## start

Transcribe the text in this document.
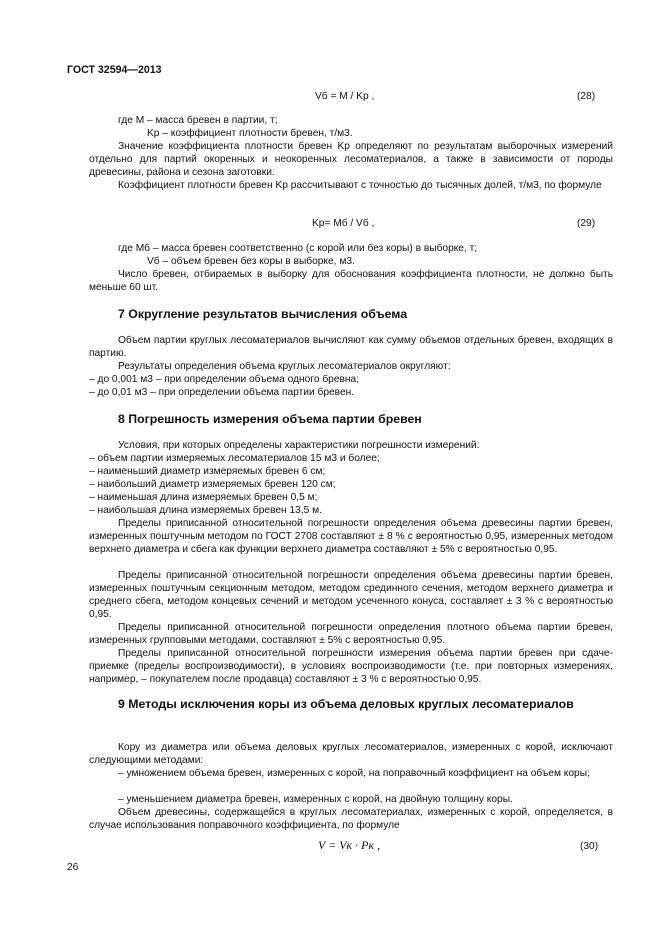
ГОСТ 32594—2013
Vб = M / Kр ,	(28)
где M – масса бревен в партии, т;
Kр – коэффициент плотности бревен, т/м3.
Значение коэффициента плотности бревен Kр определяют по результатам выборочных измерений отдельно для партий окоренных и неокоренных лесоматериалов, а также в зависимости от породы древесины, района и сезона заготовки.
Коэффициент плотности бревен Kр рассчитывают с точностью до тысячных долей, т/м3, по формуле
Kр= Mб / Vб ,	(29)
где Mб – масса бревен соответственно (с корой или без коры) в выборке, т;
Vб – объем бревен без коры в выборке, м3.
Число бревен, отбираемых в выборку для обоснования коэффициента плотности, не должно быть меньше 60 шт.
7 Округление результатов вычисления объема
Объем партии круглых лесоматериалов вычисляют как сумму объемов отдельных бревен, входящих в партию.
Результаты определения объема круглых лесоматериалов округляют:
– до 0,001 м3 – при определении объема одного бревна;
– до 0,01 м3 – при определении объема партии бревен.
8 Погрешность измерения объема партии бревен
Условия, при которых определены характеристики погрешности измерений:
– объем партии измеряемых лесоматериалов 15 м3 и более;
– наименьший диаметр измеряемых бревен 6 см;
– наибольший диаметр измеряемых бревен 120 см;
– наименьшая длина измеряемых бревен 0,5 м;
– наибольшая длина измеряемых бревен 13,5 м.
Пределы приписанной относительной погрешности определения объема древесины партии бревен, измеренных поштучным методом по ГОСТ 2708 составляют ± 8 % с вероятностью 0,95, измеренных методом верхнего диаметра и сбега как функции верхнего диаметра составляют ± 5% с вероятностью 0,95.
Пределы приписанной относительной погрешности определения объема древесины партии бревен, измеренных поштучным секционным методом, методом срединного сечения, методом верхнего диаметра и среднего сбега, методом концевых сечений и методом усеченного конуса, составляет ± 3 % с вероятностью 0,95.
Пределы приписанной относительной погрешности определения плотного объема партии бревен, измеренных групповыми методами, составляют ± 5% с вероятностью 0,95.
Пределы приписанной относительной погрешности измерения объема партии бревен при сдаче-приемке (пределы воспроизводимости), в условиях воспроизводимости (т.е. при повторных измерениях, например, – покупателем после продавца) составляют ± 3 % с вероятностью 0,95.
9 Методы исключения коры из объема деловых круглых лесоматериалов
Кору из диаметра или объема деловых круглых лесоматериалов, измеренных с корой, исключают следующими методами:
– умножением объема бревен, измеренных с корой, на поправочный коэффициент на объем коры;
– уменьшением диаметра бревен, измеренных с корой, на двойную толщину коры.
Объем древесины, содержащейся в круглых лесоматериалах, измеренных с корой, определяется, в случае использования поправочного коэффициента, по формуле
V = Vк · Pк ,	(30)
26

## end
## start

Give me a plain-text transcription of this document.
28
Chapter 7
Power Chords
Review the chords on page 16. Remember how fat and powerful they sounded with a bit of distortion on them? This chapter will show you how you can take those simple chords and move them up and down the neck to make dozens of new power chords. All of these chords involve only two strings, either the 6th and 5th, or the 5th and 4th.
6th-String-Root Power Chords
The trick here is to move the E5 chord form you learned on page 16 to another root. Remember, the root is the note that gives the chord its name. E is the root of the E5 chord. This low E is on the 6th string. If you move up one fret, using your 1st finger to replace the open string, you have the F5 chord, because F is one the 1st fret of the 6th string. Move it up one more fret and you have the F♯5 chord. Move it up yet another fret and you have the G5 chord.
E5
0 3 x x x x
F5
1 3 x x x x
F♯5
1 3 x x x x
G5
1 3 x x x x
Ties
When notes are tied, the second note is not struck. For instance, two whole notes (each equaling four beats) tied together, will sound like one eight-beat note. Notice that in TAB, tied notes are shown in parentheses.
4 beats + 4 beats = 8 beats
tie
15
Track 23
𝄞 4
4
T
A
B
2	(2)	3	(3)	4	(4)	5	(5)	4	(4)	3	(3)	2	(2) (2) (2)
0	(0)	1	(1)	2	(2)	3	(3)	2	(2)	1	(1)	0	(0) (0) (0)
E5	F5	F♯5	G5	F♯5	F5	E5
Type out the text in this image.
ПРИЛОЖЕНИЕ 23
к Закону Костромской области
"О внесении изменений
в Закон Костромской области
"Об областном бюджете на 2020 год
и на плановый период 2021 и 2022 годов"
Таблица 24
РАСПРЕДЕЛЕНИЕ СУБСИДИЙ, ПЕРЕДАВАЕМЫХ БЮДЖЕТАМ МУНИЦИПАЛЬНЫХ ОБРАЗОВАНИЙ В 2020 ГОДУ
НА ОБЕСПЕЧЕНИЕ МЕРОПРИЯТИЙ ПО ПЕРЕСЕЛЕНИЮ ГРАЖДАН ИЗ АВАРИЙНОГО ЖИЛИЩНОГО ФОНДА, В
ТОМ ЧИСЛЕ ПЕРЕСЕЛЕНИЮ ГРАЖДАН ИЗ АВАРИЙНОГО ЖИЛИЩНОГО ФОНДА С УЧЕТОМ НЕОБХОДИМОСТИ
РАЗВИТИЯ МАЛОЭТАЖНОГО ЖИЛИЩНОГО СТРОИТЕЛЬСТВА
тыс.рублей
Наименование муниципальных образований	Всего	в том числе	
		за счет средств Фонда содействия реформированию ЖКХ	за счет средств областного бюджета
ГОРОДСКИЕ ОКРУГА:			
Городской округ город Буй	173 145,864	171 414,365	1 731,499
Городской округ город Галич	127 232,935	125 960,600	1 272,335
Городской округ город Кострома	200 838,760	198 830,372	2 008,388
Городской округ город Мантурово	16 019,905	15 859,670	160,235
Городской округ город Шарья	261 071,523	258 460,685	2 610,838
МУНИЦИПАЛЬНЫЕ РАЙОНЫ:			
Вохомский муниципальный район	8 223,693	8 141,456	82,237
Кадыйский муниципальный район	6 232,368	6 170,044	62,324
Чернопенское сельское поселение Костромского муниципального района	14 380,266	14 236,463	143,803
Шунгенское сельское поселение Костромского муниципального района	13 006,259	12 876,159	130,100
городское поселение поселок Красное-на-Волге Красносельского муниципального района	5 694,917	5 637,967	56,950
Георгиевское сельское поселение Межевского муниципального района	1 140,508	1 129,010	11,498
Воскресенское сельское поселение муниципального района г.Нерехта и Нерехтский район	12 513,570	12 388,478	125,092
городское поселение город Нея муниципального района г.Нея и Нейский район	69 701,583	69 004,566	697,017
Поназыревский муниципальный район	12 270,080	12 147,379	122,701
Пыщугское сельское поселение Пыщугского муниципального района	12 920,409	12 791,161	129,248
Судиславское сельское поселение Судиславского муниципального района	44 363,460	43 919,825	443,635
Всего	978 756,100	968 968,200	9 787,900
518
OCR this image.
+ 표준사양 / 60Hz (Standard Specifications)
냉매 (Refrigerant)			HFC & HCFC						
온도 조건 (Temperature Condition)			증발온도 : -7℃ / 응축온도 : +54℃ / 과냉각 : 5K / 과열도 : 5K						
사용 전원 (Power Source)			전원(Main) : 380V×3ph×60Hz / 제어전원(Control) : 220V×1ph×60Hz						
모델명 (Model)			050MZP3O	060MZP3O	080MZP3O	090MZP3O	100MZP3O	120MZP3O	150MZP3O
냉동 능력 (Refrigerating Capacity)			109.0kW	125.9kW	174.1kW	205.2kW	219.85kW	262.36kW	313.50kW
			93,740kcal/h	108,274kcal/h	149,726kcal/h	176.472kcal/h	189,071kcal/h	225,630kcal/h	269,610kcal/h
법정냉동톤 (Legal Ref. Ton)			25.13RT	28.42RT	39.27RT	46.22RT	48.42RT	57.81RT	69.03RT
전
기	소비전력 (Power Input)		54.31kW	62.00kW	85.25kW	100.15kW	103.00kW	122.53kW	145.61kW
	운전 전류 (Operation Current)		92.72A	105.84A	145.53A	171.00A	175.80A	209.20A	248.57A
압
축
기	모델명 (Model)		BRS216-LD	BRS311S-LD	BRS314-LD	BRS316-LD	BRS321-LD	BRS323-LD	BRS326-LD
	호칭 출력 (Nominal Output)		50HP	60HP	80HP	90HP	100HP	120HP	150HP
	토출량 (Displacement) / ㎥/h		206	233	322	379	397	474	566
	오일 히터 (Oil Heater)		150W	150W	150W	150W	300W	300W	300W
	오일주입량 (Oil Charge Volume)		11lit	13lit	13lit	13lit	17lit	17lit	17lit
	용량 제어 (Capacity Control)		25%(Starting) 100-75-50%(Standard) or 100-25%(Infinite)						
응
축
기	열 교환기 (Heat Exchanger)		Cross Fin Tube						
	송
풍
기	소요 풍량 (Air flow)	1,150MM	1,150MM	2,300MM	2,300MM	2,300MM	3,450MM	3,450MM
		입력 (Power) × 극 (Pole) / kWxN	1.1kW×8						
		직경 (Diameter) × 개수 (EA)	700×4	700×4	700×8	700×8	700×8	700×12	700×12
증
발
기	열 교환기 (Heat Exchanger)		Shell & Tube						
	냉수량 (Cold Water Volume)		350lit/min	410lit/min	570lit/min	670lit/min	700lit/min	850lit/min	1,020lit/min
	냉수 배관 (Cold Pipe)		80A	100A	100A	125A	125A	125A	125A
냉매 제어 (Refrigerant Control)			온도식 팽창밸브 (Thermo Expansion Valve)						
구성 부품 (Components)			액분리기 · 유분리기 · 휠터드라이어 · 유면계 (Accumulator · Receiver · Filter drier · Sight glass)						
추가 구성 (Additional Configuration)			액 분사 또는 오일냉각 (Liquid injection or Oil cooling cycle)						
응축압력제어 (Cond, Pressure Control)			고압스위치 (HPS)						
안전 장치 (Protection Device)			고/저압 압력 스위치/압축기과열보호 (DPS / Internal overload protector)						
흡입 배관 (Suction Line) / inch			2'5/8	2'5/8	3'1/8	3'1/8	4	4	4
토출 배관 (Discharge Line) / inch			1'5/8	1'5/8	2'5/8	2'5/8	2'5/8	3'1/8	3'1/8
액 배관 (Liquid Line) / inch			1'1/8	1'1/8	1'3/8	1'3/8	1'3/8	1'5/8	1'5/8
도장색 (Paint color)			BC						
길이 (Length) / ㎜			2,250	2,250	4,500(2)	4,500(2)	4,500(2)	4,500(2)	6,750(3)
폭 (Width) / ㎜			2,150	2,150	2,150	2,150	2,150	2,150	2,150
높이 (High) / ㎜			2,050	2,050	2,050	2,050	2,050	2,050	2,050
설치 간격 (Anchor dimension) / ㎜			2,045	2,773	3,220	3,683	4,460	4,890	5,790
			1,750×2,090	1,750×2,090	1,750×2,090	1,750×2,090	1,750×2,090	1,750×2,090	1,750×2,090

## end
## start

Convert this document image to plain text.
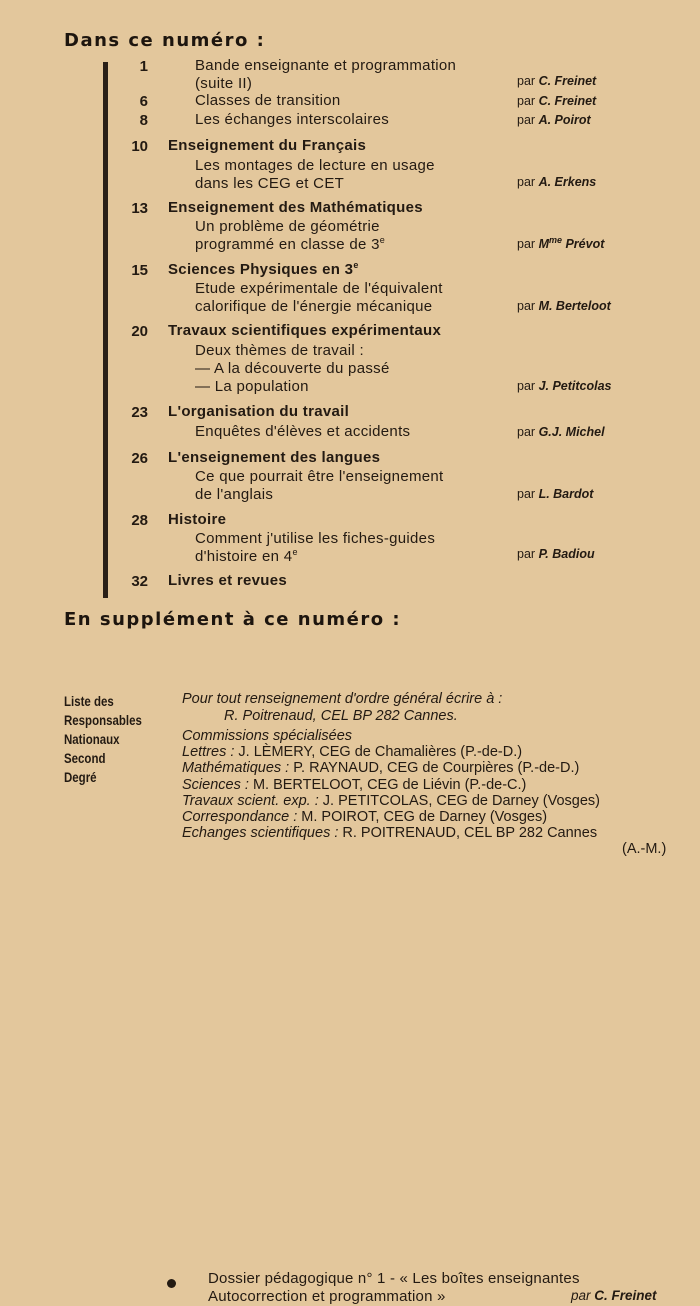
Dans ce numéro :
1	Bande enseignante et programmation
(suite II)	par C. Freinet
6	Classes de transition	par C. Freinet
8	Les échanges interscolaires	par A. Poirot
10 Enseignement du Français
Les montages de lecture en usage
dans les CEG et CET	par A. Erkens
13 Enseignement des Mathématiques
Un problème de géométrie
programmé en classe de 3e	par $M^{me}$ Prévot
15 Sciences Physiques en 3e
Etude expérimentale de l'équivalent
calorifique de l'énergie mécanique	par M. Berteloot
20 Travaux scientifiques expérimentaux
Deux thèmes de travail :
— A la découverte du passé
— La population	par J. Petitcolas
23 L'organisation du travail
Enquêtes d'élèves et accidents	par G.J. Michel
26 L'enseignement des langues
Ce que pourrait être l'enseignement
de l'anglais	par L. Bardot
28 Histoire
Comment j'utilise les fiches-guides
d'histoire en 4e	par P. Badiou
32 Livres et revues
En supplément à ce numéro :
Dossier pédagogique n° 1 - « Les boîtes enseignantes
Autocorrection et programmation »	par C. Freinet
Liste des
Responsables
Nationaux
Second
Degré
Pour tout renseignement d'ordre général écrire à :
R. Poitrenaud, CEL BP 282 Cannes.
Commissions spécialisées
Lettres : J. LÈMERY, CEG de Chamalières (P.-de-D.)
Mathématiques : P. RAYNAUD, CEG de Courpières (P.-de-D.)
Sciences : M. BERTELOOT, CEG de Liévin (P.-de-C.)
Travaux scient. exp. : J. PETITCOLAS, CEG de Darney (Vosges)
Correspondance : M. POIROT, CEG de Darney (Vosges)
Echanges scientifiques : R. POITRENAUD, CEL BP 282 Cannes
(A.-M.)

## end

AIM OF THE TASK:
Look through the material above and pick out each line holding the word "определении".

FINAL RESULT:
– до 0,001 м3 – при определении объема одного бревна;
– до 0,01 м3 – при определении объема партии бревен.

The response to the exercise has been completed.